Extract the full set of records, then give each one again exactly.
--- BEGIN ---
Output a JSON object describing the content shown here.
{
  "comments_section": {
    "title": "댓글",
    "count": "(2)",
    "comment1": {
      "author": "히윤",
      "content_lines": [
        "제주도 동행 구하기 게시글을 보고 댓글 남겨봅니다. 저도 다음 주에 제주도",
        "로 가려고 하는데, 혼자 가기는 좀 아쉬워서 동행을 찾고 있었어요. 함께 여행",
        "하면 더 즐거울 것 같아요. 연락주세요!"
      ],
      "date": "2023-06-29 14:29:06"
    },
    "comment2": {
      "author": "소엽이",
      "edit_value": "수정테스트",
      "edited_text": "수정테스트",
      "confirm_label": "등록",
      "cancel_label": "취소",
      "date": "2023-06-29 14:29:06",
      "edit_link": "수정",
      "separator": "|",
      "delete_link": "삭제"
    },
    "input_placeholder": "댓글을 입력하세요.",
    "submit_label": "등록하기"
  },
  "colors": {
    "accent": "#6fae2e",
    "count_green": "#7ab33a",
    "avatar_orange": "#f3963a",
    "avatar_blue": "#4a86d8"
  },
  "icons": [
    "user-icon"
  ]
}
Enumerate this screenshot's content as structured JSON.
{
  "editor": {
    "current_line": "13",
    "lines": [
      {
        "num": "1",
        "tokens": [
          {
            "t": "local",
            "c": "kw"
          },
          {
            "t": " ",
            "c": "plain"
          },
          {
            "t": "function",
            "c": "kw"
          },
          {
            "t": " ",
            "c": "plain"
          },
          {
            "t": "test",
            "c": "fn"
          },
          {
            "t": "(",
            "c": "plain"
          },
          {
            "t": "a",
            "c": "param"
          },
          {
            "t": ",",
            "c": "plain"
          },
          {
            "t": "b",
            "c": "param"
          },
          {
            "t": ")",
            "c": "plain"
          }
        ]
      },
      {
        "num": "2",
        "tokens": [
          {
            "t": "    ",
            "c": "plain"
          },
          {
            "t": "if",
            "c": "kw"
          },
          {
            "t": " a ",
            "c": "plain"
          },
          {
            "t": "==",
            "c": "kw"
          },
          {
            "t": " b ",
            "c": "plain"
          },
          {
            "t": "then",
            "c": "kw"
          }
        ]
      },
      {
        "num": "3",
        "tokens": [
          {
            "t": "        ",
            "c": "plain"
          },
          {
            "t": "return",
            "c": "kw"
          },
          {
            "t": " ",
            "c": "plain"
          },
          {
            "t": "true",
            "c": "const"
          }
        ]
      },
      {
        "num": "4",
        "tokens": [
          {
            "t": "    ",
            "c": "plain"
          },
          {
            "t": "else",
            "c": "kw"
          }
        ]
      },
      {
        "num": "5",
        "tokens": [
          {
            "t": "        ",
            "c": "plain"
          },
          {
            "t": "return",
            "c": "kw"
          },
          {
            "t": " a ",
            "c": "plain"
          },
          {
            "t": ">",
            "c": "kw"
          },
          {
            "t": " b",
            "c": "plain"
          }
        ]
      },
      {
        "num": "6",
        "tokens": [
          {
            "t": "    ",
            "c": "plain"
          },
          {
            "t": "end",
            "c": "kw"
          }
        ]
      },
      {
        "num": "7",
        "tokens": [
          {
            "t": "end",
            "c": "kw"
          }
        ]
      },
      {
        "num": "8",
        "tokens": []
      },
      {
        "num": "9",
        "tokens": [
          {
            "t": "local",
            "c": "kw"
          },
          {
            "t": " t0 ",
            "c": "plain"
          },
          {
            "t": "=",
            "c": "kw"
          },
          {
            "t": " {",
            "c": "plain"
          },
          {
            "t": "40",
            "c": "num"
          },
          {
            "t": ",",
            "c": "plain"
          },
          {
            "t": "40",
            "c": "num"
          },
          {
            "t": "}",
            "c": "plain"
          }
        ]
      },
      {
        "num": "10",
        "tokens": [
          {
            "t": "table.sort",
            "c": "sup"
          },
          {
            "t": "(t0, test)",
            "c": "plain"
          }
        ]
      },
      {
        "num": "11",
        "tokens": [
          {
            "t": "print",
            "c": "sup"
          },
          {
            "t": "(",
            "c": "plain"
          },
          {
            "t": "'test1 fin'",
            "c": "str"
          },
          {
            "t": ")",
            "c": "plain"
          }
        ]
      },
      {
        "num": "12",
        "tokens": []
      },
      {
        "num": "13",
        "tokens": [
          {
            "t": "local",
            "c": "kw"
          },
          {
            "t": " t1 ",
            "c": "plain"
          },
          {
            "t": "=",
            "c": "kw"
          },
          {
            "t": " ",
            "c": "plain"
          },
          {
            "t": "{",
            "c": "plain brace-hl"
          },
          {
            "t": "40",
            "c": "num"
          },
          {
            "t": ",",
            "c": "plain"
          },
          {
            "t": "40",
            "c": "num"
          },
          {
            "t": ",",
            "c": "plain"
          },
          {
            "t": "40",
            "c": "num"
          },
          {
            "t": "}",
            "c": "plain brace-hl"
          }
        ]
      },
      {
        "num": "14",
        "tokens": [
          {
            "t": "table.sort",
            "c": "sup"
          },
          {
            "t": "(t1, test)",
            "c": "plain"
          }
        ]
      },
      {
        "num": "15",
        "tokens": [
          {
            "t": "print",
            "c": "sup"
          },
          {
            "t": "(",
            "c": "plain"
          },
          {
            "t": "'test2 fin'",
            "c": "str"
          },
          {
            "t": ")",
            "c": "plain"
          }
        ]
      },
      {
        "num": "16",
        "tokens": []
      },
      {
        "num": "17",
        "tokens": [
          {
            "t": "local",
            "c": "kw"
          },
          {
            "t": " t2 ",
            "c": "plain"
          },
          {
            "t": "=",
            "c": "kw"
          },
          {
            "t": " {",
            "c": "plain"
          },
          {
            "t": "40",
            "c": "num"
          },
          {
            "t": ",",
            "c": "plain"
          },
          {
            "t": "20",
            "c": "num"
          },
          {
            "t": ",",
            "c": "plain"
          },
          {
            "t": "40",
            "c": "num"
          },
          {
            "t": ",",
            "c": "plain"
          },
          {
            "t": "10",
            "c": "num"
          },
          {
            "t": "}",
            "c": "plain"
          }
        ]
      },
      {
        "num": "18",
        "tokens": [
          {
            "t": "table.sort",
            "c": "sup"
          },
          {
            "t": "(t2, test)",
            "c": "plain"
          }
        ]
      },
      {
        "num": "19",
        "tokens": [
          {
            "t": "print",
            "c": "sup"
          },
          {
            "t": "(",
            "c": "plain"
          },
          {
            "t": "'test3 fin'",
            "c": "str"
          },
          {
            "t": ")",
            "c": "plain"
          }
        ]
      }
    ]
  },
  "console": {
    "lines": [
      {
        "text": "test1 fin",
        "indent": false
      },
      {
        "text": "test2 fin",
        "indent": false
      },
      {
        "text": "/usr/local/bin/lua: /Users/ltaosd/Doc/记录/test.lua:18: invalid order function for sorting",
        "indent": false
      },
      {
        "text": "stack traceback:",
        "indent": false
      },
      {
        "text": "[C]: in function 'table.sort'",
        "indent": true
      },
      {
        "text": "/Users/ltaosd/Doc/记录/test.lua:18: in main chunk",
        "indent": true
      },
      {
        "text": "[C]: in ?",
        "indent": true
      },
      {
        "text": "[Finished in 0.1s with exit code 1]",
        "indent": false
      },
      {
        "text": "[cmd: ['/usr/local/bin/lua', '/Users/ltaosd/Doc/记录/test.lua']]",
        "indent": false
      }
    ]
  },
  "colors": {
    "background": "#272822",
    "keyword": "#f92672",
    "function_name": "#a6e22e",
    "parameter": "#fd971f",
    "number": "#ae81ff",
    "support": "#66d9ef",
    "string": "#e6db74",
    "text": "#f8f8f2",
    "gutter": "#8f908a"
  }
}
--- END ---
FULL RESPONSE.
Output a JSON object describing the content shown here.
{
  "comments_section": {
    "title": "댓글",
    "count": "(2)",
    "comment1": {
      "author": "히윤",
      "content_lines": [
        "제주도 동행 구하기 게시글을 보고 댓글 남겨봅니다. 저도 다음 주에 제주도",
        "로 가려고 하는데, 혼자 가기는 좀 아쉬워서 동행을 찾고 있었어요. 함께 여행",
        "하면 더 즐거울 것 같아요. 연락주세요!"
      ],
      "date": "2023-06-29 14:29:06"
    },
    "comment2": {
      "author": "소엽이",
      "edit_value": "수정테스트",
      "edited_text": "수정테스트",
      "confirm_label": "등록",
      "cancel_label": "취소",
      "date": "2023-06-29 14:29:06",
      "edit_link": "수정",
      "separator": "|",
      "delete_link": "삭제"
    },
    "input_placeholder": "댓글을 입력하세요.",
    "submit_label": "등록하기"
  },
  "colors": {
    "accent": "#6fae2e",
    "count_green": "#7ab33a",
    "avatar_orange": "#f3963a",
    "avatar_blue": "#4a86d8"
  },
  "icons": [
    "user-icon"
  ]
}
Enumerate this screenshot's content as structured JSON.
{
  "editor": {
    "current_line": "13",
    "lines": [
      {
        "num": "1",
        "tokens": [
          {
            "t": "local",
            "c": "kw"
          },
          {
            "t": " ",
            "c": "plain"
          },
          {
            "t": "function",
            "c": "kw"
          },
          {
            "t": " ",
            "c": "plain"
          },
          {
            "t": "test",
            "c": "fn"
          },
          {
            "t": "(",
            "c": "plain"
          },
          {
            "t": "a",
            "c": "param"
          },
          {
            "t": ",",
            "c": "plain"
          },
          {
            "t": "b",
            "c": "param"
          },
          {
            "t": ")",
            "c": "plain"
          }
        ]
      },
      {
        "num": "2",
        "tokens": [
          {
            "t": "    ",
            "c": "plain"
          },
          {
            "t": "if",
            "c": "kw"
          },
          {
            "t": " a ",
            "c": "plain"
          },
          {
            "t": "==",
            "c": "kw"
          },
          {
            "t": " b ",
            "c": "plain"
          },
          {
            "t": "then",
            "c": "kw"
          }
        ]
      },
      {
        "num": "3",
        "tokens": [
          {
            "t": "        ",
            "c": "plain"
          },
          {
            "t": "return",
            "c": "kw"
          },
          {
            "t": " ",
            "c": "plain"
          },
          {
            "t": "true",
            "c": "const"
          }
        ]
      },
      {
        "num": "4",
        "tokens": [
          {
            "t": "    ",
            "c": "plain"
          },
          {
            "t": "else",
            "c": "kw"
          }
        ]
      },
      {
        "num": "5",
        "tokens": [
          {
            "t": "        ",
            "c": "plain"
          },
          {
            "t": "return",
            "c": "kw"
          },
          {
            "t": " a ",
            "c": "plain"
          },
          {
            "t": ">",
            "c": "kw"
          },
          {
            "t": " b",
            "c": "plain"
          }
        ]
      },
      {
        "num": "6",
        "tokens": [
          {
            "t": "    ",
            "c": "plain"
          },
          {
            "t": "end",
            "c": "kw"
          }
        ]
      },
      {
        "num": "7",
        "tokens": [
          {
            "t": "end",
            "c": "kw"
          }
        ]
      },
      {
        "num": "8",
        "tokens": []
      },
      {
        "num": "9",
        "tokens": [
          {
            "t": "local",
            "c": "kw"
          },
          {
            "t": " t0 ",
            "c": "plain"
          },
          {
            "t": "=",
            "c": "kw"
          },
          {
            "t": " {",
            "c": "plain"
          },
          {
            "t": "40",
            "c": "num"
          },
          {
            "t": ",",
            "c": "plain"
          },
          {
            "t": "40",
            "c": "num"
          },
          {
            "t": "}",
            "c": "plain"
          }
        ]
      },
      {
        "num": "10",
        "tokens": [
          {
            "t": "table.sort",
            "c": "sup"
          },
          {
            "t": "(t0, test)",
            "c": "plain"
          }
        ]
      },
      {
        "num": "11",
        "tokens": [
          {
            "t": "print",
            "c": "sup"
          },
          {
            "t": "(",
            "c": "plain"
          },
          {
            "t": "'test1 fin'",
            "c": "str"
          },
          {
            "t": ")",
            "c": "plain"
          }
        ]
      },
      {
        "num": "12",
        "tokens": []
      },
      {
        "num": "13",
        "tokens": [
          {
            "t": "local",
            "c": "kw"
          },
          {
            "t": " t1 ",
            "c": "plain"
          },
          {
            "t": "=",
            "c": "kw"
          },
          {
            "t": " ",
            "c": "plain"
          },
          {
            "t": "{",
            "c": "plain brace-hl"
          },
          {
            "t": "40",
            "c": "num"
          },
          {
            "t": ",",
            "c": "plain"
          },
          {
            "t": "40",
            "c": "num"
          },
          {
            "t": ",",
            "c": "plain"
          },
          {
            "t": "40",
            "c": "num"
          },
          {
            "t": "}",
            "c": "plain brace-hl"
          }
        ]
      },
      {
        "num": "14",
        "tokens": [
          {
            "t": "table.sort",
            "c": "sup"
          },
          {
            "t": "(t1, test)",
            "c": "plain"
          }
        ]
      },
      {
        "num": "15",
        "tokens": [
          {
            "t": "print",
            "c": "sup"
          },
          {
            "t": "(",
            "c": "plain"
          },
          {
            "t": "'test2 fin'",
            "c": "str"
          },
          {
            "t": ")",
            "c": "plain"
          }
        ]
      },
      {
        "num": "16",
        "tokens": []
      },
      {
        "num": "17",
        "tokens": [
          {
            "t": "local",
            "c": "kw"
          },
          {
            "t": " t2 ",
            "c": "plain"
          },
          {
            "t": "=",
            "c": "kw"
          },
          {
            "t": " {",
            "c": "plain"
          },
          {
            "t": "40",
            "c": "num"
          },
          {
            "t": ",",
            "c": "plain"
          },
          {
            "t": "20",
            "c": "num"
          },
          {
            "t": ",",
            "c": "plain"
          },
          {
            "t": "40",
            "c": "num"
          },
          {
            "t": ",",
            "c": "plain"
          },
          {
            "t": "10",
            "c": "num"
          },
          {
            "t": "}",
            "c": "plain"
          }
        ]
      },
      {
        "num": "18",
        "tokens": [
          {
            "t": "table.sort",
            "c": "sup"
          },
          {
            "t": "(t2, test)",
            "c": "plain"
          }
        ]
      },
      {
        "num": "19",
        "tokens": [
          {
            "t": "print",
            "c": "sup"
          },
          {
            "t": "(",
            "c": "plain"
          },
          {
            "t": "'test3 fin'",
            "c": "str"
          },
          {
            "t": ")",
            "c": "plain"
          }
        ]
      }
    ]
  },
  "console": {
    "lines": [
      {
        "text": "test1 fin",
        "indent": false
      },
      {
        "text": "test2 fin",
        "indent": false
      },
      {
        "text": "/usr/local/bin/lua: /Users/ltaosd/Doc/记录/test.lua:18: invalid order function for sorting",
        "indent": false
      },
      {
        "text": "stack traceback:",
        "indent": false
      },
      {
        "text": "[C]: in function 'table.sort'",
        "indent": true
      },
      {
        "text": "/Users/ltaosd/Doc/记录/test.lua:18: in main chunk",
        "indent": true
      },
      {
        "text": "[C]: in ?",
        "indent": true
      },
      {
        "text": "[Finished in 0.1s with exit code 1]",
        "indent": false
      },
      {
        "text": "[cmd: ['/usr/local/bin/lua', '/Users/ltaosd/Doc/记录/test.lua']]",
        "indent": false
      }
    ]
  },
  "colors": {
    "background": "#272822",
    "keyword": "#f92672",
    "function_name": "#a6e22e",
    "parameter": "#fd971f",
    "number": "#ae81ff",
    "support": "#66d9ef",
    "string": "#e6db74",
    "text": "#f8f8f2",
    "gutter": "#8f908a"
  }
}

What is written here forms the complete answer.